Text segment –
####

Soybean is one of those oils that in large quantities tends to get DOS. Try using it at about 15% of your total oils. That's the max I usually see people use soybean (I don't use it). 25% coconut, and then 60% olive oil. Yes, its a little heavy on the OO so maybe a full 6-8 weeks to cure, but superfat that puppy at 7-8% and I think it would be pretty good.


----------



## Lindy (Mar 12, 2013)

* Sigh* Poor olive oil gets such a tough rap. Unless you are making Castille (100% Olive Oil) a 3 - 4 week cure is all you need.  Olive oil makes a very hard bar of soap.  The reason they call for such a long cure on Castille is that you want it not be as slimy and the longer you cure it the nicer it becomes.  That actually holds true for any soap you make, the longer the cure, the nicer the later.  Put a couple aside and try them in 3, 6 & 12 months.


----------



## VanessaP (Mar 12, 2013)

True, olive does get smacked down a lot LOL But I don't know if she gels or not, so 6 weeks could be necessary. I like to do 6-8 weeks if I don't gel my CP, no matter if I used 0% olive or 75% olive.. Luckily, I prefer to do HP most of the time, but I even give my HP 3-4 weeks curing. So, to each their own


----------



## Mildreds.naturals (Mar 13, 2013)

jessicascandles said:


> Hello everyone. I'm new here and this is my first post here. I have just started making cp soap three days ago. I have been doing research and watching videos for months, so I am so very excited to start experimenting. It's becoming an obsession.
> 
> Anyway, I have a quick question about labeling. As a beginner, I just have some basic ingredients to start with so I get to know the process before I get more expensive ingredients. One of my first recipes I have tried uses crisco. My question would be, if I choose to sell this down the road, how would I label it.
> 
> ...



Crisco is also a brand name, which I don't think you can use without permission.  Just list the ingredients of the crisco you used.  

Not to highjack your thread, but I also have a question regarding labeling.  It's most common to list ingredients from highest to lowest, right? I'm a little thrown of by	 the Dr. Bronner's brand lists the ingredients in this order:
Water, coconut oil, KOH and THEN olive oil, lavandin extract, hemp oil, jojoba oil, lavander extract, citric acid and tocopherol.

I don't understand their labeling. this says that the ingredient makeup has more KOH than Olive oil. I know the citric acid and tocopherol are in VERY tiny amounts compared to the rest of the ingredients. But are they saying that this soap is mostly coconut? It bubbles nicely but isn't super drying like I would guess it woudl be if it had say 51% coconut and 49% olive. What do you think?

####

Items from a data source
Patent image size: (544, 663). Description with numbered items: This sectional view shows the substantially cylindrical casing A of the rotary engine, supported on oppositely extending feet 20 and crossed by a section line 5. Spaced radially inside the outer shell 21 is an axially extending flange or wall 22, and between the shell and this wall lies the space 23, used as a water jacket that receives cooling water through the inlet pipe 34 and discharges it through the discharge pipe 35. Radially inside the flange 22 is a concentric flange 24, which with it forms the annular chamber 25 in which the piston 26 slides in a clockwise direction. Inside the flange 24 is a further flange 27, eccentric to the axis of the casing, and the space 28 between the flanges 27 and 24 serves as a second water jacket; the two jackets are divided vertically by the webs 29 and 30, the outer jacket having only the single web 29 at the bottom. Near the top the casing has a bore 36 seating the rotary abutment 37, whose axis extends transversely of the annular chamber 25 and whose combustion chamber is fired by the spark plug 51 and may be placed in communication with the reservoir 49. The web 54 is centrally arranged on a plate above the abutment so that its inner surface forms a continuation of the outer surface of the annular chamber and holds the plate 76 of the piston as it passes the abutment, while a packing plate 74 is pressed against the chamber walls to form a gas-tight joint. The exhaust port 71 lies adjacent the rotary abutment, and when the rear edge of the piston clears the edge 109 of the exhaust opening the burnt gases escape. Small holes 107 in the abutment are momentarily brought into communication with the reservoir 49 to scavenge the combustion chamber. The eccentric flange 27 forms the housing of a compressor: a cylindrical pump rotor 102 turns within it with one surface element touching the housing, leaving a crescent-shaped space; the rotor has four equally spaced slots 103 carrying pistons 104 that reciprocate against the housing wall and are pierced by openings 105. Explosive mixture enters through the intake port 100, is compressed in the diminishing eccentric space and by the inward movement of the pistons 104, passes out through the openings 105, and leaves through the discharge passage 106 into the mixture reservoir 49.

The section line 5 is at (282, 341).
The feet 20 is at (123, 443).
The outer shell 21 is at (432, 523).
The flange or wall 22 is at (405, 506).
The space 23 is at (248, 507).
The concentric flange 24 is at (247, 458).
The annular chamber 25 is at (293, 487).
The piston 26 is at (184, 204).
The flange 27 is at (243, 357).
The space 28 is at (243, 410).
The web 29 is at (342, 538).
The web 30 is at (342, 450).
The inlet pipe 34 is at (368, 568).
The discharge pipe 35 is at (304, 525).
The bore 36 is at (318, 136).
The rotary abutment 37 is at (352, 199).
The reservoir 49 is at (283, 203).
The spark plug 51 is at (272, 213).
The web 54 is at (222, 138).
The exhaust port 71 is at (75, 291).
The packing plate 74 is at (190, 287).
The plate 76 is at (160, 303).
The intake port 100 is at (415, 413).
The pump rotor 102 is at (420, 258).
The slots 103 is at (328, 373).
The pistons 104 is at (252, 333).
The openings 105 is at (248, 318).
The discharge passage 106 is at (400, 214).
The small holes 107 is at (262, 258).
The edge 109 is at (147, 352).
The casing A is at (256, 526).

####

Given exercise 1 –
According to the soap-making thread, how long a cure does Lindy say is needed for soap that is not 100% olive oil Castille?
Given exercise 2 –
Say whether each statement agrees with the soap-making thread: (a) VanessaP prefers hot process most of the time. (b) Lindy says olive oil makes a soft bar of soap. (c) The Dr. Bronner's label puts olive oil ahead of KOH.
The rows come from a separate source.

Solution 1 –
A 3 - 4 week cure.

Solution 2 –
(a) Yes: "Luckily, I prefer to do HP most of the time"
(b) No: "Olive oil makes a very hard bar of soap."
(c) No: "Water, coconut oil, KOH and THEN olive oil"